::: Supplied entries

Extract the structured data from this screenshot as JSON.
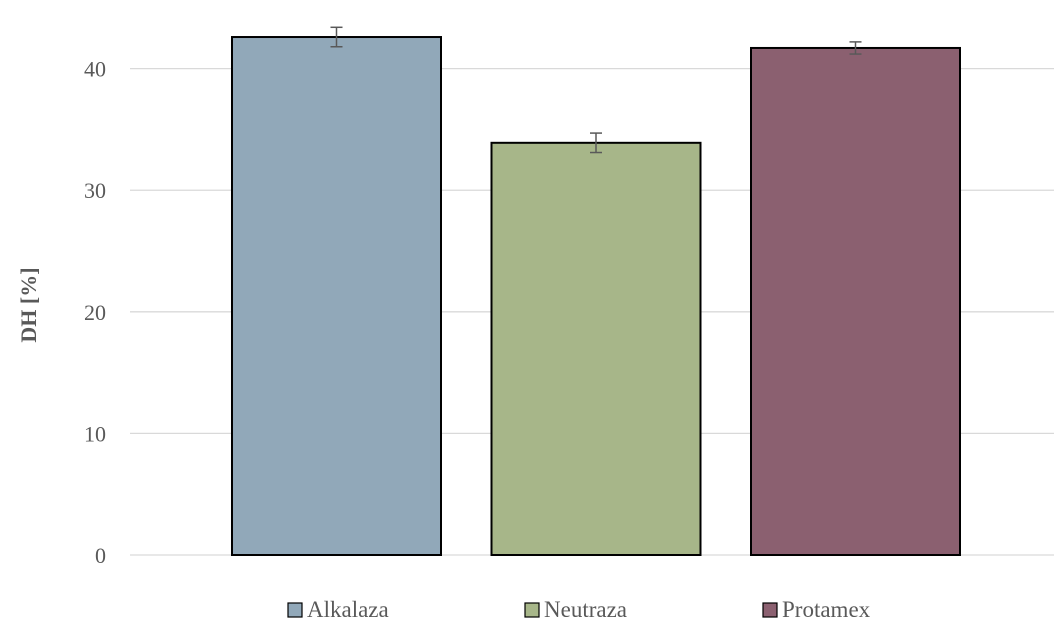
{
  "chart_data": {
    "type": "bar",
    "title": "",
    "xlabel": "",
    "ylabel": "DH [%]",
    "ylim": [
      0,
      44
    ],
    "yticks": [
      0,
      10,
      20,
      30,
      40
    ],
    "grid": true,
    "legend_position": "bottom",
    "series": [
      {
        "name": "Alkalaza",
        "value": 42.6,
        "error": 0.8,
        "color": "#91A8B9"
      },
      {
        "name": "Neutraza",
        "value": 33.9,
        "error": 0.8,
        "color": "#A7B689"
      },
      {
        "name": "Protamex",
        "value": 41.7,
        "error": 0.5,
        "color": "#8B6070"
      }
    ]
  },
  "style": {
    "bar_border": "#000000",
    "grid_color": "#D9D9D9",
    "axis_text_color": "#595959",
    "error_bar_color": "#595959"
  }
}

::::::

- [Instruction]:
Omit the pictures and give the material again, exactly and in full.

- [Solution to this task]:
Extract the structured data from this screenshot as JSON.
{
  "chart_data": {
    "type": "bar",
    "title": "",
    "xlabel": "",
    "ylabel": "DH [%]",
    "ylim": [
      0,
      44
    ],
    "yticks": [
      0,
      10,
      20,
      30,
      40
    ],
    "grid": true,
    "legend_position": "bottom",
    "series": [
      {
        "name": "Alkalaza",
        "value": 42.6,
        "error": 0.8,
        "color": "#91A8B9"
      },
      {
        "name": "Neutraza",
        "value": 33.9,
        "error": 0.8,
        "color": "#A7B689"
      },
      {
        "name": "Protamex",
        "value": 41.7,
        "error": 0.5,
        "color": "#8B6070"
      }
    ]
  },
  "style": {
    "bar_border": "#000000",
    "grid_color": "#D9D9D9",
    "axis_text_color": "#595959",
    "error_bar_color": "#595959"
  }
}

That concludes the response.